▶ WORK INSTRUCTIONS
Return, word for word, every line that follows.

(Records from a dataset)

________

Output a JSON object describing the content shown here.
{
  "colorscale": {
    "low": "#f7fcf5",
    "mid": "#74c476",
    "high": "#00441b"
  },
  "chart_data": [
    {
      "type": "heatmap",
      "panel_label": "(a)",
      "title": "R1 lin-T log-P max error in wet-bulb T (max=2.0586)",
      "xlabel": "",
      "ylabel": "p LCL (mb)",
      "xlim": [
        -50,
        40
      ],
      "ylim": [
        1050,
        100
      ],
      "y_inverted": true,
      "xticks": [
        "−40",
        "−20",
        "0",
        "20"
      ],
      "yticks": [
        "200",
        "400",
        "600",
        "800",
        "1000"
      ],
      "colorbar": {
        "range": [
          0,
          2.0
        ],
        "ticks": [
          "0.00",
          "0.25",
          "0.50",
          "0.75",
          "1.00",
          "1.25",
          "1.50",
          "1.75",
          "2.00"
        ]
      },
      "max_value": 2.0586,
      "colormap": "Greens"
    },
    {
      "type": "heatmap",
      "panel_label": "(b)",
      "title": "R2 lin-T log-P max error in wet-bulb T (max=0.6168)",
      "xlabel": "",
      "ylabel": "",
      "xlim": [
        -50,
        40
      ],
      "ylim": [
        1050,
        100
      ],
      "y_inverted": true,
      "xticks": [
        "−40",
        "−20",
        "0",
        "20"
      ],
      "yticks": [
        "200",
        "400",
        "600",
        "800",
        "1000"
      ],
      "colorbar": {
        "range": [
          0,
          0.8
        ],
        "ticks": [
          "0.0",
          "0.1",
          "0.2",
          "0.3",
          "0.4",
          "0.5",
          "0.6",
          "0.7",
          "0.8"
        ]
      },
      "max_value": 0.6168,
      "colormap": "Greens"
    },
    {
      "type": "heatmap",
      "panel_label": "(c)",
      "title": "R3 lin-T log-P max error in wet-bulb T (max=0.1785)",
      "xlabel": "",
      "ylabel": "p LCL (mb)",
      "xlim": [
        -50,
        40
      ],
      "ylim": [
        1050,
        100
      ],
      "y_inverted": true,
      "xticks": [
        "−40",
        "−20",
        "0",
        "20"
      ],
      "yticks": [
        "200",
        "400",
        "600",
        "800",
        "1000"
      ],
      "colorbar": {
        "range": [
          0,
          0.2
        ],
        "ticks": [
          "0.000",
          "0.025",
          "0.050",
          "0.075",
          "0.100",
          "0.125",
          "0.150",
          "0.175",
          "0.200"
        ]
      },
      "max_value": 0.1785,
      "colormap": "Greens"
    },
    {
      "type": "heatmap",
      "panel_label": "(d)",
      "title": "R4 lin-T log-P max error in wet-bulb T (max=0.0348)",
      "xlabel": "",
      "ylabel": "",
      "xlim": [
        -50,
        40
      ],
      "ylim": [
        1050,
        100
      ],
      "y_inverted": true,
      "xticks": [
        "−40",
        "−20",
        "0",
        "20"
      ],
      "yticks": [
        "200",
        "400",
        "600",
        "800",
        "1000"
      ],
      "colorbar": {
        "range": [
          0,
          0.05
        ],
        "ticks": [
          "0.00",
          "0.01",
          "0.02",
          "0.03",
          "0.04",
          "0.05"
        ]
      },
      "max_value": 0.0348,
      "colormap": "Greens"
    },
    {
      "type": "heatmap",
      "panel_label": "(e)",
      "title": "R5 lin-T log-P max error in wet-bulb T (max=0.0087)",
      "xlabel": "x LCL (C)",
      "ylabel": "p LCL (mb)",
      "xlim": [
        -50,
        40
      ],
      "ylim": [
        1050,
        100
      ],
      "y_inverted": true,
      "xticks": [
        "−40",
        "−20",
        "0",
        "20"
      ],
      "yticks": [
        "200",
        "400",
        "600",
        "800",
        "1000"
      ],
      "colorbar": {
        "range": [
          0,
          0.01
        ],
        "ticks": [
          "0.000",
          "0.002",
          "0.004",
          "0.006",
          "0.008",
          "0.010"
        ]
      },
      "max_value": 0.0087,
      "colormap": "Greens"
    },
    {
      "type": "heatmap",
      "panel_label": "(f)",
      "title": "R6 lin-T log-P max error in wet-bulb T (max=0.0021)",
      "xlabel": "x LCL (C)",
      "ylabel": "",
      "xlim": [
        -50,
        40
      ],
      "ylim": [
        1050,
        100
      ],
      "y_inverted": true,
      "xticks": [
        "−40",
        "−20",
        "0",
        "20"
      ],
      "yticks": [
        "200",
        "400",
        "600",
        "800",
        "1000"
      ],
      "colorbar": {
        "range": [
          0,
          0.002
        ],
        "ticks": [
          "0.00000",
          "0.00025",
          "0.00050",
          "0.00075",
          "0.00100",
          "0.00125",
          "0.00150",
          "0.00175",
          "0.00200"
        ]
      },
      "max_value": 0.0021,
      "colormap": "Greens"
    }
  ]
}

________

▶ ANSWER TO THIS EXERCISE
Output a JSON object describing the content shown here.
{
  "colorscale": {
    "low": "#f7fcf5",
    "mid": "#74c476",
    "high": "#00441b"
  },
  "chart_data": [
    {
      "type": "heatmap",
      "panel_label": "(a)",
      "title": "R1 lin-T log-P max error in wet-bulb T (max=2.0586)",
      "xlabel": "",
      "ylabel": "p LCL (mb)",
      "xlim": [
        -50,
        40
      ],
      "ylim": [
        1050,
        100
      ],
      "y_inverted": true,
      "xticks": [
        "−40",
        "−20",
        "0",
        "20"
      ],
      "yticks": [
        "200",
        "400",
        "600",
        "800",
        "1000"
      ],
      "colorbar": {
        "range": [
          0,
          2.0
        ],
        "ticks": [
          "0.00",
          "0.25",
          "0.50",
          "0.75",
          "1.00",
          "1.25",
          "1.50",
          "1.75",
          "2.00"
        ]
      },
      "max_value": 2.0586,
      "colormap": "Greens"
    },
    {
      "type": "heatmap",
      "panel_label": "(b)",
      "title": "R2 lin-T log-P max error in wet-bulb T (max=0.6168)",
      "xlabel": "",
      "ylabel": "",
      "xlim": [
        -50,
        40
      ],
      "ylim": [
        1050,
        100
      ],
      "y_inverted": true,
      "xticks": [
        "−40",
        "−20",
        "0",
        "20"
      ],
      "yticks": [
        "200",
        "400",
        "600",
        "800",
        "1000"
      ],
      "colorbar": {
        "range": [
          0,
          0.8
        ],
        "ticks": [
          "0.0",
          "0.1",
          "0.2",
          "0.3",
          "0.4",
          "0.5",
          "0.6",
          "0.7",
          "0.8"
        ]
      },
      "max_value": 0.6168,
      "colormap": "Greens"
    },
    {
      "type": "heatmap",
      "panel_label": "(c)",
      "title": "R3 lin-T log-P max error in wet-bulb T (max=0.1785)",
      "xlabel": "",
      "ylabel": "p LCL (mb)",
      "xlim": [
        -50,
        40
      ],
      "ylim": [
        1050,
        100
      ],
      "y_inverted": true,
      "xticks": [
        "−40",
        "−20",
        "0",
        "20"
      ],
      "yticks": [
        "200",
        "400",
        "600",
        "800",
        "1000"
      ],
      "colorbar": {
        "range": [
          0,
          0.2
        ],
        "ticks": [
          "0.000",
          "0.025",
          "0.050",
          "0.075",
          "0.100",
          "0.125",
          "0.150",
          "0.175",
          "0.200"
        ]
      },
      "max_value": 0.1785,
      "colormap": "Greens"
    },
    {
      "type": "heatmap",
      "panel_label": "(d)",
      "title": "R4 lin-T log-P max error in wet-bulb T (max=0.0348)",
      "xlabel": "",
      "ylabel": "",
      "xlim": [
        -50,
        40
      ],
      "ylim": [
        1050,
        100
      ],
      "y_inverted": true,
      "xticks": [
        "−40",
        "−20",
        "0",
        "20"
      ],
      "yticks": [
        "200",
        "400",
        "600",
        "800",
        "1000"
      ],
      "colorbar": {
        "range": [
          0,
          0.05
        ],
        "ticks": [
          "0.00",
          "0.01",
          "0.02",
          "0.03",
          "0.04",
          "0.05"
        ]
      },
      "max_value": 0.0348,
      "colormap": "Greens"
    },
    {
      "type": "heatmap",
      "panel_label": "(e)",
      "title": "R5 lin-T log-P max error in wet-bulb T (max=0.0087)",
      "xlabel": "x LCL (C)",
      "ylabel": "p LCL (mb)",
      "xlim": [
        -50,
        40
      ],
      "ylim": [
        1050,
        100
      ],
      "y_inverted": true,
      "xticks": [
        "−40",
        "−20",
        "0",
        "20"
      ],
      "yticks": [
        "200",
        "400",
        "600",
        "800",
        "1000"
      ],
      "colorbar": {
        "range": [
          0,
          0.01
        ],
        "ticks": [
          "0.000",
          "0.002",
          "0.004",
          "0.006",
          "0.008",
          "0.010"
        ]
      },
      "max_value": 0.0087,
      "colormap": "Greens"
    },
    {
      "type": "heatmap",
      "panel_label": "(f)",
      "title": "R6 lin-T log-P max error in wet-bulb T (max=0.0021)",
      "xlabel": "x LCL (C)",
      "ylabel": "",
      "xlim": [
        -50,
        40
      ],
      "ylim": [
        1050,
        100
      ],
      "y_inverted": true,
      "xticks": [
        "−40",
        "−20",
        "0",
        "20"
      ],
      "yticks": [
        "200",
        "400",
        "600",
        "800",
        "1000"
      ],
      "colorbar": {
        "range": [
          0,
          0.002
        ],
        "ticks": [
          "0.00000",
          "0.00025",
          "0.00050",
          "0.00075",
          "0.00100",
          "0.00125",
          "0.00150",
          "0.00175",
          "0.00200"
        ]
      },
      "max_value": 0.0021,
      "colormap": "Greens"
    }
  ]
}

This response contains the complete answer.